▸ **WORK REQUEST A**: Reproduce the stretch of the patch discussion message below from "From: Petr Machata" through "run them manually.".
▸ **WORK REQUEST B**:
Answer these questions from the patch discussion message below:
(i) Who sent the message?
(ii) What environment setting can be used to disable disruptive tests?
(iii) What is the name of the new decorator for marking disruptive tests?

╭─ SELECTED EXCERPT

Thread (13 messages) 13 messages, 3 authors, 2024-08-01

Re: [PATCH net-next v2 2/2] selftests: net: ksft: support marking tests as disruptive

From: Petr Machata <petrm@nvidia.com>
Date: 2024-08-01 09:02:02
Also in: linux-kselftest

Stanislav Fomichev [off-list ref] writes:
On 07/31, Petr Machata wrote:
quoted
Stanislav Fomichev [off-list ref] writes:
quoted
Add new @ksft_disruptive decorator to mark the tests that might
be disruptive to the system. Depending on how well the previous
test works in the CI we might want to disable disruptive tests
by default and only let the developers run them manually.

KSFT framework runs disruptive tests by default. DISRUPTIVE=False
environment (or config file) can be used to disable these tests.
ksft_setup should be called by the test cases that want to use
new decorator (ksft_setup is only called via NetDrvEnv/NetDrvEpEnv for now).

╰─
╭─ EXTRACTED RECORDS

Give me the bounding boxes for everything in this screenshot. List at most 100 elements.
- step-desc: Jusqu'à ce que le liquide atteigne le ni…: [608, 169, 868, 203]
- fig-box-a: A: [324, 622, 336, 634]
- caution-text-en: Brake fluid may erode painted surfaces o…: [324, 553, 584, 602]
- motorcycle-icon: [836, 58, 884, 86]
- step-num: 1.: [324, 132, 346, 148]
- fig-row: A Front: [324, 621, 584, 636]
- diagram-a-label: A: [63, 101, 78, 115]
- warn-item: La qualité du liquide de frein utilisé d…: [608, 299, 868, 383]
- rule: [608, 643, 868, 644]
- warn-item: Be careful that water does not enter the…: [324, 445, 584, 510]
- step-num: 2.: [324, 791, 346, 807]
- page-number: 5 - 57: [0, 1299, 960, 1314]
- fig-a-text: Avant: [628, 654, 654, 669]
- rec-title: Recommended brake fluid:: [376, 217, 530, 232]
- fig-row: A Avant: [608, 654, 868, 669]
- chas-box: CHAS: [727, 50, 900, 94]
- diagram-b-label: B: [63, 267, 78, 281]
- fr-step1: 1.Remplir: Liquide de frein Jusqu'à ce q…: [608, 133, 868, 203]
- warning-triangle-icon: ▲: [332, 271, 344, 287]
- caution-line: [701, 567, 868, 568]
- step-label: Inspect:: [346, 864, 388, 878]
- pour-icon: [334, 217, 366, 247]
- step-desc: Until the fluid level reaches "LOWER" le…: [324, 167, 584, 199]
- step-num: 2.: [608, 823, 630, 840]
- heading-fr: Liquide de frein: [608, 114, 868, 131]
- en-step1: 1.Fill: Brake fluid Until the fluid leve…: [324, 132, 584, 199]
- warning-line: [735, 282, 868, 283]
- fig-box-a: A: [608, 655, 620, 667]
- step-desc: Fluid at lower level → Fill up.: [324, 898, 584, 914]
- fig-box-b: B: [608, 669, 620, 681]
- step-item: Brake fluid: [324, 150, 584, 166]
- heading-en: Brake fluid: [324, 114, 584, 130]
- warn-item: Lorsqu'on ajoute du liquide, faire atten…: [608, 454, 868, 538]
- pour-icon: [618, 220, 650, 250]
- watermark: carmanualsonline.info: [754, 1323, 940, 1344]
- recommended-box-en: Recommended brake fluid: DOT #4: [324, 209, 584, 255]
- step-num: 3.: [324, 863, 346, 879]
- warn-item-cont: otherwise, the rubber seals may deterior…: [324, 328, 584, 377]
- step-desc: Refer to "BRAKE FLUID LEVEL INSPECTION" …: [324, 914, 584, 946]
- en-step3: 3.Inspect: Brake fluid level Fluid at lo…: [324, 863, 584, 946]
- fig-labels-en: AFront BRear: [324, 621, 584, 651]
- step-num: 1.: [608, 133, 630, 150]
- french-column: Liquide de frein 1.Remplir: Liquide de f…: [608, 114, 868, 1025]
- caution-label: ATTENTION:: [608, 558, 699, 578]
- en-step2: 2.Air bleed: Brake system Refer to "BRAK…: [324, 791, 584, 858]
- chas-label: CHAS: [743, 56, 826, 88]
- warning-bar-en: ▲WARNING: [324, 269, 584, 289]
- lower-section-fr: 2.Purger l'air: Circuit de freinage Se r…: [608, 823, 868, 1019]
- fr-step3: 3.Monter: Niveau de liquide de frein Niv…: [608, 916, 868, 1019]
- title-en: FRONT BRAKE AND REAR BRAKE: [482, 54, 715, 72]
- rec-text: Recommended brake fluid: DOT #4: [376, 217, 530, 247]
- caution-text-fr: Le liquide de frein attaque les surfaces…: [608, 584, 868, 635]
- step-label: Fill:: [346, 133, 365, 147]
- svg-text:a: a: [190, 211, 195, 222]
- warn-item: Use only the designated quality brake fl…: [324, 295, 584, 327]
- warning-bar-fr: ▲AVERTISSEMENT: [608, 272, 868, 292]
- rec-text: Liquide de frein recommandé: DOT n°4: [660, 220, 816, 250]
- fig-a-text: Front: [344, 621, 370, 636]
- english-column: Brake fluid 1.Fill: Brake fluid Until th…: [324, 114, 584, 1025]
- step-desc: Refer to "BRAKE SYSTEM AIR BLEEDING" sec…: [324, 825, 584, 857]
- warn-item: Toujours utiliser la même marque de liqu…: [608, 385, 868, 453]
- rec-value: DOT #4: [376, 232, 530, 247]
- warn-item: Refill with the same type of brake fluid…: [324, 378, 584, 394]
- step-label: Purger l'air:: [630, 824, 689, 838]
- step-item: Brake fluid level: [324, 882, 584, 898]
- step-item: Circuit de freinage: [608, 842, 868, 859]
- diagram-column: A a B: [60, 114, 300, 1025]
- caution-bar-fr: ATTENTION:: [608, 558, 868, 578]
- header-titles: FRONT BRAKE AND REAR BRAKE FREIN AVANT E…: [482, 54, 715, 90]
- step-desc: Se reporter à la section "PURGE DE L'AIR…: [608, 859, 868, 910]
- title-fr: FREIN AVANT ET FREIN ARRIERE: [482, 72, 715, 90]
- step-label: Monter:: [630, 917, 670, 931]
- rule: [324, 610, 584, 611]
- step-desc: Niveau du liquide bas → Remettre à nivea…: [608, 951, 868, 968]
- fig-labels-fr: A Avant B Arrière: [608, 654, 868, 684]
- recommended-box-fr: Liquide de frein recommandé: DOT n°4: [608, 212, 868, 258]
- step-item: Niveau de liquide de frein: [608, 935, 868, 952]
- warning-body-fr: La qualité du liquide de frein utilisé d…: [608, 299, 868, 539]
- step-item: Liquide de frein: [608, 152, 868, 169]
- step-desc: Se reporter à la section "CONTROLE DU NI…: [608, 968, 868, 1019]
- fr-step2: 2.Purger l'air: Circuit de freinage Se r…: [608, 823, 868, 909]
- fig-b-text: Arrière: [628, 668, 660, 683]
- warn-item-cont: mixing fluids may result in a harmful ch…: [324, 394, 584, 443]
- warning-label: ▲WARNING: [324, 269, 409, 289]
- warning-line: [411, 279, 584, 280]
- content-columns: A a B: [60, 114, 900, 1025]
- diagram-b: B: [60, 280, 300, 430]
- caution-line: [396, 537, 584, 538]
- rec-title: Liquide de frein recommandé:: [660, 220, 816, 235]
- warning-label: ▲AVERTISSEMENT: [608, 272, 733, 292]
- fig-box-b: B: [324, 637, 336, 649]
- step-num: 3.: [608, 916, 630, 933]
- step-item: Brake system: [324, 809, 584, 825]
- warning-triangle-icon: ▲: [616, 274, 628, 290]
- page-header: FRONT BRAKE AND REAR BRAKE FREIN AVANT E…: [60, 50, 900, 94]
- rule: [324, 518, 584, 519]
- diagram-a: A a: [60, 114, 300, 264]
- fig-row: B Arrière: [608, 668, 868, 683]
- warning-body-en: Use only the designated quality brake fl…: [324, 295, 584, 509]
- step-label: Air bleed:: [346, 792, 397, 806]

╰─

▸ **TASK OUTPUT A**:
From: Petr Machata <petrm@nvidia.com>
Date: 2024-08-01 09:02:02
Also in: linux-kselftest

Stanislav Fomichev [off-list ref] writes:
On 07/31, Petr Machata wrote:
quoted
Stanislav Fomichev [off-list ref] writes:
quoted
Add new @ksft_disruptive decorator to mark the tests that might
be disruptive to the system. Depending on how well the previous
test works in the CI we might want to disable disruptive tests
by default and only let the developers run them manually.

▸ **TASK OUTPUT B**:
(i) Petr Machata
(ii) DISRUPTIVE=False
(iii) @ksft_disruptive